Exercise brief:
Report every line below that holds the word "Olarak".

Data items:
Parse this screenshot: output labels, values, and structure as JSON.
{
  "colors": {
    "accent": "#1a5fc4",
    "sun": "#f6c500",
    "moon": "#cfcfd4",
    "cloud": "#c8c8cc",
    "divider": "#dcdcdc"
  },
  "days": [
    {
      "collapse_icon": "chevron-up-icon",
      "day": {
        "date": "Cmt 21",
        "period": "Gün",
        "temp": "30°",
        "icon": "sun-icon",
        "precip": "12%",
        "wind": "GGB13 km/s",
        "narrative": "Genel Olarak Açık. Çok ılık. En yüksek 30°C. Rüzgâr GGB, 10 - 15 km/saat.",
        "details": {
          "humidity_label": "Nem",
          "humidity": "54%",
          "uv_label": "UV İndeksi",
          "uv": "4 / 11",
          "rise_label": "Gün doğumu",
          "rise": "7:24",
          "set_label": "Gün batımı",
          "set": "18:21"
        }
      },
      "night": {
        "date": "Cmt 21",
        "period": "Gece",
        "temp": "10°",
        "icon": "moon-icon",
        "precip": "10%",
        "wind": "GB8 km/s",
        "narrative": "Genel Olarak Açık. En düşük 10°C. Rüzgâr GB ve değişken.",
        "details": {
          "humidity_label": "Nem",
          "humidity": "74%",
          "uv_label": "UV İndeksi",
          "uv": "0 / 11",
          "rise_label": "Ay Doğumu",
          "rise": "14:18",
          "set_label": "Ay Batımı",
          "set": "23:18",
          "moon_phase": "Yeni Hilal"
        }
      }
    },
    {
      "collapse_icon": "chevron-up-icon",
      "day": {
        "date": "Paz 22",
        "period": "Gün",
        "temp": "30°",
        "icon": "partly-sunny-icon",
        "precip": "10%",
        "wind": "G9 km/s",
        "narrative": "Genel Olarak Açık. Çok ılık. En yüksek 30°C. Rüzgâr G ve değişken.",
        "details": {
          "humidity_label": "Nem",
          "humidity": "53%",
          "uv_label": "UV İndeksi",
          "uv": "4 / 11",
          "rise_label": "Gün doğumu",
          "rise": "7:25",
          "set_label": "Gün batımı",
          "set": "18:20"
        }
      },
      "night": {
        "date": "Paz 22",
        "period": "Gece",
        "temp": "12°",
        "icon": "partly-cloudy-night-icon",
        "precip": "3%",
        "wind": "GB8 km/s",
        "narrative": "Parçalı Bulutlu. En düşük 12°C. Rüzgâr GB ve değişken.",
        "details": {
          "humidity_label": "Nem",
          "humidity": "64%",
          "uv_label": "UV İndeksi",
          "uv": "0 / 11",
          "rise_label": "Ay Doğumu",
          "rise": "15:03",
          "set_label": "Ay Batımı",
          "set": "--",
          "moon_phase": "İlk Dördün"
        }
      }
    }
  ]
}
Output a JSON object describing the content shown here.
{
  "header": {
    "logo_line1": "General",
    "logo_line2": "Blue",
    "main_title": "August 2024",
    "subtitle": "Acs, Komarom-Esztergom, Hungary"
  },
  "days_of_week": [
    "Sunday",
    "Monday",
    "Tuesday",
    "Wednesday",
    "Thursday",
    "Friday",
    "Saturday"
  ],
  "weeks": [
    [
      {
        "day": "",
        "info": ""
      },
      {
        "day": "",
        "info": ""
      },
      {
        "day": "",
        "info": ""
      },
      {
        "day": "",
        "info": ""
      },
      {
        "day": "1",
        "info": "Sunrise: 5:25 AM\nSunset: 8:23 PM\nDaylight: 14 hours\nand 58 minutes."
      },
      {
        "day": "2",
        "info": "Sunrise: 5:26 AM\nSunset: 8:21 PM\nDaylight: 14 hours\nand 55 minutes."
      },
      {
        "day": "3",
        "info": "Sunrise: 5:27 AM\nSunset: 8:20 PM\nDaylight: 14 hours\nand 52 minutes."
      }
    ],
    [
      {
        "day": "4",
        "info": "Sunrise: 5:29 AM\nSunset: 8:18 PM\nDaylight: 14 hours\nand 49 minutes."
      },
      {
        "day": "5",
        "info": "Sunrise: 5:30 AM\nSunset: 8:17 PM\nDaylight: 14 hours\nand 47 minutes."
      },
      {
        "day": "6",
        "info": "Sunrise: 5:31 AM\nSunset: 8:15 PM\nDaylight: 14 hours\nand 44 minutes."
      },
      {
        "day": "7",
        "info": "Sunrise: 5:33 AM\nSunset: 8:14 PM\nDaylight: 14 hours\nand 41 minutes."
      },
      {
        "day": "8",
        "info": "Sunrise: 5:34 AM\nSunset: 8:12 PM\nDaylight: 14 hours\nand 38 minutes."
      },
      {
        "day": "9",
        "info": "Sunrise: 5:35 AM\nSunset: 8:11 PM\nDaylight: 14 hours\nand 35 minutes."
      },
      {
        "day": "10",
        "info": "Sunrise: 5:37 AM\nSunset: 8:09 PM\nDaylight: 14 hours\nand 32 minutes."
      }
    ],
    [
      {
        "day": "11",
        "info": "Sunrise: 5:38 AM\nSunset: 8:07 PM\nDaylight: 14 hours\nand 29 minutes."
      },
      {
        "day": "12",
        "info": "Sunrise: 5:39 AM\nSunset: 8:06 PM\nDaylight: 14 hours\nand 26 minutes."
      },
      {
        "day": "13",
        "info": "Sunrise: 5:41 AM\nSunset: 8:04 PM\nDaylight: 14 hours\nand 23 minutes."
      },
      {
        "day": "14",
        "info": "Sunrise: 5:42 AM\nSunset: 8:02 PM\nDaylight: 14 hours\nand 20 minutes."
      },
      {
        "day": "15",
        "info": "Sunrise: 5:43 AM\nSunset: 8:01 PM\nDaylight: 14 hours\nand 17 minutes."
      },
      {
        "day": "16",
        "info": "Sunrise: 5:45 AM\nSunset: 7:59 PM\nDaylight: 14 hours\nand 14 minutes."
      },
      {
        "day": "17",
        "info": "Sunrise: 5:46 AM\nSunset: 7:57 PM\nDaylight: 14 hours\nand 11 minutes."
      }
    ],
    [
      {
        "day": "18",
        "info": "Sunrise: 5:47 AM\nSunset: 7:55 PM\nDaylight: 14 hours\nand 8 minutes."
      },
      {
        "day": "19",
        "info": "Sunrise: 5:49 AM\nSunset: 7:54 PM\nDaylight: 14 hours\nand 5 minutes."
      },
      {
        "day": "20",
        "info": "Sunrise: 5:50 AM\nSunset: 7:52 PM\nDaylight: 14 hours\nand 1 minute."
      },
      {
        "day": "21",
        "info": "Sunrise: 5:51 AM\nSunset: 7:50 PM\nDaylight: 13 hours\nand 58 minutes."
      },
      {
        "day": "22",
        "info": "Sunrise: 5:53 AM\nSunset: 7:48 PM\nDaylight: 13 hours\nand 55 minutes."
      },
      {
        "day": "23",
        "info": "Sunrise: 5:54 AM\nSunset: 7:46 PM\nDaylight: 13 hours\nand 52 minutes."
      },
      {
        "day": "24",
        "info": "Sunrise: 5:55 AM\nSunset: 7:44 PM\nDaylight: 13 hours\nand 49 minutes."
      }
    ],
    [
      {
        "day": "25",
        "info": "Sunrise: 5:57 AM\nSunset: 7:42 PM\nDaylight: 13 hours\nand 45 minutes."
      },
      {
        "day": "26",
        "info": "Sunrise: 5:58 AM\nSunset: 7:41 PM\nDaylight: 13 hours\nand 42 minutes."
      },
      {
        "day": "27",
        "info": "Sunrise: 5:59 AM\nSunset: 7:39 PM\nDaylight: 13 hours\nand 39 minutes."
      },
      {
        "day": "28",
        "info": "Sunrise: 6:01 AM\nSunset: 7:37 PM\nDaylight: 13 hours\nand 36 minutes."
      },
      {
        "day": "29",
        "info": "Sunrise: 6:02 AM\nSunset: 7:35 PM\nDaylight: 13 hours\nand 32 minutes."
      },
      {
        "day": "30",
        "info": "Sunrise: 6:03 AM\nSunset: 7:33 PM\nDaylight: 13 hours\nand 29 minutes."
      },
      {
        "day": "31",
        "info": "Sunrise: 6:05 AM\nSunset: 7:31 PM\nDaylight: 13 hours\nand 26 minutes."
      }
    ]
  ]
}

Reply to the exercise:
        "narrative": "Genel Olarak Açık. Çok ılık. En yüksek 30°C. Rüzgâr GGB, 10 - 15 km/saat.",
        "narrative": "Genel Olarak Açık. En düşük 10°C. Rüzgâr GB ve değişken.",
        "narrative": "Genel Olarak Açık. Çok ılık. En yüksek 30°C. Rüzgâr G ve değişken.",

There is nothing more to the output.